**A run of records**
=====
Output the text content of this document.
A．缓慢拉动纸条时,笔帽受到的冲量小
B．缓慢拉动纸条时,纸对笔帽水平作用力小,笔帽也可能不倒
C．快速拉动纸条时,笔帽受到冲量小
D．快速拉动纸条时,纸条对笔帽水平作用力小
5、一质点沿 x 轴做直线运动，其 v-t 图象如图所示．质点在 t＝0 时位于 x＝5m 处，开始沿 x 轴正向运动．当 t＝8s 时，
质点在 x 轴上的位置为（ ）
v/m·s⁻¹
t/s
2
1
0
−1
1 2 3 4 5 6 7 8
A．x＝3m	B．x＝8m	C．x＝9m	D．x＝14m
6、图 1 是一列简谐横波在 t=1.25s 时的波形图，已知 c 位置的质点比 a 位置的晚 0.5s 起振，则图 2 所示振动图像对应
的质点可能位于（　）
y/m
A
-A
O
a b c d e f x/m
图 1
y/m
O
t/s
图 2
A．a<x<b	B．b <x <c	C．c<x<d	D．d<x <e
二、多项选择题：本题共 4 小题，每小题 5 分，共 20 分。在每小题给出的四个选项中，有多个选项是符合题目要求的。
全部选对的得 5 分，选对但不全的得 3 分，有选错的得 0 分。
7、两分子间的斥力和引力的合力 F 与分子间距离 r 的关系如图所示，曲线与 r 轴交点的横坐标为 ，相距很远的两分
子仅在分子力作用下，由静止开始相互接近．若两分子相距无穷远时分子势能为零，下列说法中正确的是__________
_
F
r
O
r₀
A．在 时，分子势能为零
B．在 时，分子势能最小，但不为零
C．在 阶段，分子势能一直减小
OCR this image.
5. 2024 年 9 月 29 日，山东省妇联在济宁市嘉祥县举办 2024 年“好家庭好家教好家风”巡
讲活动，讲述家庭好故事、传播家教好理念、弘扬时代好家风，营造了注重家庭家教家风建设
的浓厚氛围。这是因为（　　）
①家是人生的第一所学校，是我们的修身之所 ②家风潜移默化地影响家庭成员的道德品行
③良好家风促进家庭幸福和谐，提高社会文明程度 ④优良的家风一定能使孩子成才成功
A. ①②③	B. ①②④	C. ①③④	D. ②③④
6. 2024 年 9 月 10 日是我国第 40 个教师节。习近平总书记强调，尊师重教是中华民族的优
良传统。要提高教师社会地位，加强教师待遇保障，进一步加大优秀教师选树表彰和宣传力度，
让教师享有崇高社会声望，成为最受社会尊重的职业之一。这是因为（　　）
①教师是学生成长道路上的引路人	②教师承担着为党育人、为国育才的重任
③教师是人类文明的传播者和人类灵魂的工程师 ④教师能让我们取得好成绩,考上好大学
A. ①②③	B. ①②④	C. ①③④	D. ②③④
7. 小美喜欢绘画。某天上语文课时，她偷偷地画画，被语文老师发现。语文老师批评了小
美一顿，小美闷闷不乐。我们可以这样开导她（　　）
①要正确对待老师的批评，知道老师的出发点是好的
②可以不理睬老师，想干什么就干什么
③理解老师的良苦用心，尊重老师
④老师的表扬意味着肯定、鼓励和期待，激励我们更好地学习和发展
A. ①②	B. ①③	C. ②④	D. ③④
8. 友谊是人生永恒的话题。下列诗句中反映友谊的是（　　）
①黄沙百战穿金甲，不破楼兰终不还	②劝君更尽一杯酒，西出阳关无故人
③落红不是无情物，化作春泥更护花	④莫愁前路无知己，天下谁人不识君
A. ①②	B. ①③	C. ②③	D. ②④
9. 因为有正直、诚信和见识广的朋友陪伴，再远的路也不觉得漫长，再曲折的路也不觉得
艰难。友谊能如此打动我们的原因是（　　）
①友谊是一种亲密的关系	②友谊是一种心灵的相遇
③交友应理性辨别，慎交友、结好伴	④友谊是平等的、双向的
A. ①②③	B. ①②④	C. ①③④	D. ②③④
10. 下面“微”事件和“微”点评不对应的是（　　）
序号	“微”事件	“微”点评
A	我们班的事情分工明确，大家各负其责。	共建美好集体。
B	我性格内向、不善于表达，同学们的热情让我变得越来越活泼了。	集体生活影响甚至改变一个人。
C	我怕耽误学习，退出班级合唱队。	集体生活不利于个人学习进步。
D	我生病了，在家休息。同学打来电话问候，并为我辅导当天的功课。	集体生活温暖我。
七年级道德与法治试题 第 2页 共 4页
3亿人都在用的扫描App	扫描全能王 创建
=====
**Task**
Copy out exactly the lines running from the line with "OCR this image." to the end of the records, inclusive.

**Exercise answer**
OCR this image.
5. 2024 年 9 月 29 日，山东省妇联在济宁市嘉祥县举办 2024 年“好家庭好家教好家风”巡
讲活动，讲述家庭好故事、传播家教好理念、弘扬时代好家风，营造了注重家庭家教家风建设
的浓厚氛围。这是因为（　　）
①家是人生的第一所学校，是我们的修身之所 ②家风潜移默化地影响家庭成员的道德品行
③良好家风促进家庭幸福和谐，提高社会文明程度 ④优良的家风一定能使孩子成才成功
A. ①②③	B. ①②④	C. ①③④	D. ②③④
6. 2024 年 9 月 10 日是我国第 40 个教师节。习近平总书记强调，尊师重教是中华民族的优
良传统。要提高教师社会地位，加强教师待遇保障，进一步加大优秀教师选树表彰和宣传力度，
让教师享有崇高社会声望，成为最受社会尊重的职业之一。这是因为（　　）
①教师是学生成长道路上的引路人	②教师承担着为党育人、为国育才的重任
③教师是人类文明的传播者和人类灵魂的工程师 ④教师能让我们取得好成绩,考上好大学
A. ①②③	B. ①②④	C. ①③④	D. ②③④
7. 小美喜欢绘画。某天上语文课时，她偷偷地画画，被语文老师发现。语文老师批评了小
美一顿，小美闷闷不乐。我们可以这样开导她（　　）
①要正确对待老师的批评，知道老师的出发点是好的
②可以不理睬老师，想干什么就干什么
③理解老师的良苦用心，尊重老师
④老师的表扬意味着肯定、鼓励和期待，激励我们更好地学习和发展
A. ①②	B. ①③	C. ②④	D. ③④
8. 友谊是人生永恒的话题。下列诗句中反映友谊的是（　　）
①黄沙百战穿金甲，不破楼兰终不还	②劝君更尽一杯酒，西出阳关无故人
③落红不是无情物，化作春泥更护花	④莫愁前路无知己，天下谁人不识君
A. ①②	B. ①③	C. ②③	D. ②④
9. 因为有正直、诚信和见识广的朋友陪伴，再远的路也不觉得漫长，再曲折的路也不觉得
艰难。友谊能如此打动我们的原因是（　　）
①友谊是一种亲密的关系	②友谊是一种心灵的相遇
③交友应理性辨别，慎交友、结好伴	④友谊是平等的、双向的
A. ①②③	B. ①②④	C. ①③④	D. ②③④
10. 下面“微”事件和“微”点评不对应的是（　　）
序号	“微”事件	“微”点评
A	我们班的事情分工明确，大家各负其责。	共建美好集体。
B	我性格内向、不善于表达，同学们的热情让我变得越来越活泼了。	集体生活影响甚至改变一个人。
C	我怕耽误学习，退出班级合唱队。	集体生活不利于个人学习进步。
D	我生病了，在家休息。同学打来电话问候，并为我辅导当天的功课。	集体生活温暖我。
七年级道德与法治试题 第 2页 共 4页
3亿人都在用的扫描App	扫描全能王 创建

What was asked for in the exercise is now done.